BEGIN
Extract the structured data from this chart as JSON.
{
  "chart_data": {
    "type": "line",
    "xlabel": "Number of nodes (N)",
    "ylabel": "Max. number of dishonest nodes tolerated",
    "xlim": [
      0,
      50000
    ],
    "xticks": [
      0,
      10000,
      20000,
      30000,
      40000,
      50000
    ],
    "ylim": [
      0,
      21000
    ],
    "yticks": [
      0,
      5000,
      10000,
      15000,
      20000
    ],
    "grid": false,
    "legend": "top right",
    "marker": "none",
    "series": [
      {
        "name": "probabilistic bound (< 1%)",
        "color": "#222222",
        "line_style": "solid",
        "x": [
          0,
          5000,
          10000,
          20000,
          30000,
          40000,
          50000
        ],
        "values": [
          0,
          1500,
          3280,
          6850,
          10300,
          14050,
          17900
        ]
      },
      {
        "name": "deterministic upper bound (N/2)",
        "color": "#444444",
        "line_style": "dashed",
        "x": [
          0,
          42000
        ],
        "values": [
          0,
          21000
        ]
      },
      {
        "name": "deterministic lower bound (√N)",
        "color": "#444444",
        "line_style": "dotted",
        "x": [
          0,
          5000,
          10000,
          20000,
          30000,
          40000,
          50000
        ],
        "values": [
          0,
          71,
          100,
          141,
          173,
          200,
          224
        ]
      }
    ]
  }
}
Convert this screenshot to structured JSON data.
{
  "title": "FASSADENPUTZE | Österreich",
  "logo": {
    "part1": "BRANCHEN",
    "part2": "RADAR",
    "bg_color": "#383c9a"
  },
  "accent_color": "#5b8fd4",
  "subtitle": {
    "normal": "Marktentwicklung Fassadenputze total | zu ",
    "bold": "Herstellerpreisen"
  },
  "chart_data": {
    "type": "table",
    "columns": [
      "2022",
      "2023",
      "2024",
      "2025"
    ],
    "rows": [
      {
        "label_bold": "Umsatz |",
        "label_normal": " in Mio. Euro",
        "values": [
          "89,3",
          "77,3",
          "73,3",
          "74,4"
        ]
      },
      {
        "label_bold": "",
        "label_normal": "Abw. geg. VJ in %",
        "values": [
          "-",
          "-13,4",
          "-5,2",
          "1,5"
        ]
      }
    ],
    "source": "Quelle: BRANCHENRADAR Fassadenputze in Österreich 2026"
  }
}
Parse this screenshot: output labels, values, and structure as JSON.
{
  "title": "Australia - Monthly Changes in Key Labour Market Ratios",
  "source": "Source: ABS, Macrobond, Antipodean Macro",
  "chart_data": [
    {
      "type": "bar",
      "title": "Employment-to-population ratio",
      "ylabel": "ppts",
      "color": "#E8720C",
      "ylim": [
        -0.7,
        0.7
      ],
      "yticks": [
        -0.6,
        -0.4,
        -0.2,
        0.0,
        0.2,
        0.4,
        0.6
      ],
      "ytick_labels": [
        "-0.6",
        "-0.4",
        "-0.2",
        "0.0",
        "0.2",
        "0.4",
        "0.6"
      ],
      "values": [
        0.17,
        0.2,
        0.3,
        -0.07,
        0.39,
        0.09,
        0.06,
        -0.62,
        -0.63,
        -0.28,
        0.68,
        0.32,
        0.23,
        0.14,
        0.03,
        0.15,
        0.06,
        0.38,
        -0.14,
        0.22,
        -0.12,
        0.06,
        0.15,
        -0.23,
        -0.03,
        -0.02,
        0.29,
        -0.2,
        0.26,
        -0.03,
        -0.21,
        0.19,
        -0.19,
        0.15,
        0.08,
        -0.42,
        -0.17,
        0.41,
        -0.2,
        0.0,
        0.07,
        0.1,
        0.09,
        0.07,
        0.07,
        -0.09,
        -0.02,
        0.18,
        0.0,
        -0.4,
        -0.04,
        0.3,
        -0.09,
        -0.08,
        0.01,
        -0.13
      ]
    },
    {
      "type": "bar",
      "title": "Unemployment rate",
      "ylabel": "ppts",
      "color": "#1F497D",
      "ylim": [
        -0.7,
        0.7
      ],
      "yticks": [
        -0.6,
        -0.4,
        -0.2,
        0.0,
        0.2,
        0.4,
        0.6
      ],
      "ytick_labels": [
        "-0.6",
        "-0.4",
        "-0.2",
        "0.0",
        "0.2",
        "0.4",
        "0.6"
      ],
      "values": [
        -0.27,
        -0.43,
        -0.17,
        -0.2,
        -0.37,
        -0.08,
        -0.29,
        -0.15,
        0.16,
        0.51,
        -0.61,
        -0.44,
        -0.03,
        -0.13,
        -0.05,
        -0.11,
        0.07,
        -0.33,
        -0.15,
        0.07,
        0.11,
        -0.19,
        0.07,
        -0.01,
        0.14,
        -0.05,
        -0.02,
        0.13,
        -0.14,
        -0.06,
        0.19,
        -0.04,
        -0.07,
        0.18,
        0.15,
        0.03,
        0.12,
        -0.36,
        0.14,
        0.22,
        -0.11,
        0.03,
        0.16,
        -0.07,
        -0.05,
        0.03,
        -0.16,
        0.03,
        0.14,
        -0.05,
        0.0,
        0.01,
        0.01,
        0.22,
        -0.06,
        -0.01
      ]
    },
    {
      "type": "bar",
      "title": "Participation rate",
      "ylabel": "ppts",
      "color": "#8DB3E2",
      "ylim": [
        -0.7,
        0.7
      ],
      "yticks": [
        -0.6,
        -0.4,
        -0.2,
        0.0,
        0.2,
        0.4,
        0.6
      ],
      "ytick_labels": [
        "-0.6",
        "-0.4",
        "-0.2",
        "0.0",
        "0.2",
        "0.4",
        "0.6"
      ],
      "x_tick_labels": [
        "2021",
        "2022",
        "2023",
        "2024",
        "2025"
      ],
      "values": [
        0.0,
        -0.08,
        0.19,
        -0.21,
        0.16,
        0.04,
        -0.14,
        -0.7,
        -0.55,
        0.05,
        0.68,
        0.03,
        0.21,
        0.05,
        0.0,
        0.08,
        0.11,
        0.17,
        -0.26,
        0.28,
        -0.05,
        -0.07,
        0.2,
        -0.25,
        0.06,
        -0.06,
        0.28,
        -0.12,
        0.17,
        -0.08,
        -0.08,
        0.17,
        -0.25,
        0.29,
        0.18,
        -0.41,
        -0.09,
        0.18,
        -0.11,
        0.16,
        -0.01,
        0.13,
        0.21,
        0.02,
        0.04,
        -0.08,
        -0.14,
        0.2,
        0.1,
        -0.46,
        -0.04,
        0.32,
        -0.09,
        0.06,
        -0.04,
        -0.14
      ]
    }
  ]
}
END
▸ **What is asked**
Copy all of the data. Keep every word exactly as it is.

▸ **Completed exercise**
Extract the structured data from this chart as JSON.
{
  "chart_data": {
    "type": "line",
    "xlabel": "Number of nodes (N)",
    "ylabel": "Max. number of dishonest nodes tolerated",
    "xlim": [
      0,
      50000
    ],
    "xticks": [
      0,
      10000,
      20000,
      30000,
      40000,
      50000
    ],
    "ylim": [
      0,
      21000
    ],
    "yticks": [
      0,
      5000,
      10000,
      15000,
      20000
    ],
    "grid": false,
    "legend": "top right",
    "marker": "none",
    "series": [
      {
        "name": "probabilistic bound (< 1%)",
        "color": "#222222",
        "line_style": "solid",
        "x": [
          0,
          5000,
          10000,
          20000,
          30000,
          40000,
          50000
        ],
        "values": [
          0,
          1500,
          3280,
          6850,
          10300,
          14050,
          17900
        ]
      },
      {
        "name": "deterministic upper bound (N/2)",
        "color": "#444444",
        "line_style": "dashed",
        "x": [
          0,
          42000
        ],
        "values": [
          0,
          21000
        ]
      },
      {
        "name": "deterministic lower bound (√N)",
        "color": "#444444",
        "line_style": "dotted",
        "x": [
          0,
          5000,
          10000,
          20000,
          30000,
          40000,
          50000
        ],
        "values": [
          0,
          71,
          100,
          141,
          173,
          200,
          224
        ]
      }
    ]
  }
}
Convert this screenshot to structured JSON data.
{
  "title": "FASSADENPUTZE | Österreich",
  "logo": {
    "part1": "BRANCHEN",
    "part2": "RADAR",
    "bg_color": "#383c9a"
  },
  "accent_color": "#5b8fd4",
  "subtitle": {
    "normal": "Marktentwicklung Fassadenputze total | zu ",
    "bold": "Herstellerpreisen"
  },
  "chart_data": {
    "type": "table",
    "columns": [
      "2022",
      "2023",
      "2024",
      "2025"
    ],
    "rows": [
      {
        "label_bold": "Umsatz |",
        "label_normal": " in Mio. Euro",
        "values": [
          "89,3",
          "77,3",
          "73,3",
          "74,4"
        ]
      },
      {
        "label_bold": "",
        "label_normal": "Abw. geg. VJ in %",
        "values": [
          "-",
          "-13,4",
          "-5,2",
          "1,5"
        ]
      }
    ],
    "source": "Quelle: BRANCHENRADAR Fassadenputze in Österreich 2026"
  }
}
Parse this screenshot: output labels, values, and structure as JSON.
{
  "title": "Australia - Monthly Changes in Key Labour Market Ratios",
  "source": "Source: ABS, Macrobond, Antipodean Macro",
  "chart_data": [
    {
      "type": "bar",
      "title": "Employment-to-population ratio",
      "ylabel": "ppts",
      "color": "#E8720C",
      "ylim": [
        -0.7,
        0.7
      ],
      "yticks": [
        -0.6,
        -0.4,
        -0.2,
        0.0,
        0.2,
        0.4,
        0.6
      ],
      "ytick_labels": [
        "-0.6",
        "-0.4",
        "-0.2",
        "0.0",
        "0.2",
        "0.4",
        "0.6"
      ],
      "values": [
        0.17,
        0.2,
        0.3,
        -0.07,
        0.39,
        0.09,
        0.06,
        -0.62,
        -0.63,
        -0.28,
        0.68,
        0.32,
        0.23,
        0.14,
        0.03,
        0.15,
        0.06,
        0.38,
        -0.14,
        0.22,
        -0.12,
        0.06,
        0.15,
        -0.23,
        -0.03,
        -0.02,
        0.29,
        -0.2,
        0.26,
        -0.03,
        -0.21,
        0.19,
        -0.19,
        0.15,
        0.08,
        -0.42,
        -0.17,
        0.41,
        -0.2,
        0.0,
        0.07,
        0.1,
        0.09,
        0.07,
        0.07,
        -0.09,
        -0.02,
        0.18,
        0.0,
        -0.4,
        -0.04,
        0.3,
        -0.09,
        -0.08,
        0.01,
        -0.13
      ]
    },
    {
      "type": "bar",
      "title": "Unemployment rate",
      "ylabel": "ppts",
      "color": "#1F497D",
      "ylim": [
        -0.7,
        0.7
      ],
      "yticks": [
        -0.6,
        -0.4,
        -0.2,
        0.0,
        0.2,
        0.4,
        0.6
      ],
      "ytick_labels": [
        "-0.6",
        "-0.4",
        "-0.2",
        "0.0",
        "0.2",
        "0.4",
        "0.6"
      ],
      "values": [
        -0.27,
        -0.43,
        -0.17,
        -0.2,
        -0.37,
        -0.08,
        -0.29,
        -0.15,
        0.16,
        0.51,
        -0.61,
        -0.44,
        -0.03,
        -0.13,
        -0.05,
        -0.11,
        0.07,
        -0.33,
        -0.15,
        0.07,
        0.11,
        -0.19,
        0.07,
        -0.01,
        0.14,
        -0.05,
        -0.02,
        0.13,
        -0.14,
        -0.06,
        0.19,
        -0.04,
        -0.07,
        0.18,
        0.15,
        0.03,
        0.12,
        -0.36,
        0.14,
        0.22,
        -0.11,
        0.03,
        0.16,
        -0.07,
        -0.05,
        0.03,
        -0.16,
        0.03,
        0.14,
        -0.05,
        0.0,
        0.01,
        0.01,
        0.22,
        -0.06,
        -0.01
      ]
    },
    {
      "type": "bar",
      "title": "Participation rate",
      "ylabel": "ppts",
      "color": "#8DB3E2",
      "ylim": [
        -0.7,
        0.7
      ],
      "yticks": [
        -0.6,
        -0.4,
        -0.2,
        0.0,
        0.2,
        0.4,
        0.6
      ],
      "ytick_labels": [
        "-0.6",
        "-0.4",
        "-0.2",
        "0.0",
        "0.2",
        "0.4",
        "0.6"
      ],
      "x_tick_labels": [
        "2021",
        "2022",
        "2023",
        "2024",
        "2025"
      ],
      "values": [
        0.0,
        -0.08,
        0.19,
        -0.21,
        0.16,
        0.04,
        -0.14,
        -0.7,
        -0.55,
        0.05,
        0.68,
        0.03,
        0.21,
        0.05,
        0.0,
        0.08,
        0.11,
        0.17,
        -0.26,
        0.28,
        -0.05,
        -0.07,
        0.2,
        -0.25,
        0.06,
        -0.06,
        0.28,
        -0.12,
        0.17,
        -0.08,
        -0.08,
        0.17,
        -0.25,
        0.29,
        0.18,
        -0.41,
        -0.09,
        0.18,
        -0.11,
        0.16,
        -0.01,
        0.13,
        0.21,
        0.02,
        0.04,
        -0.08,
        -0.14,
        0.2,
        0.1,
        -0.46,
        -0.04,
        0.32,
        -0.09,
        0.06,
        -0.04,
        -0.14
      ]
    }
  ]
}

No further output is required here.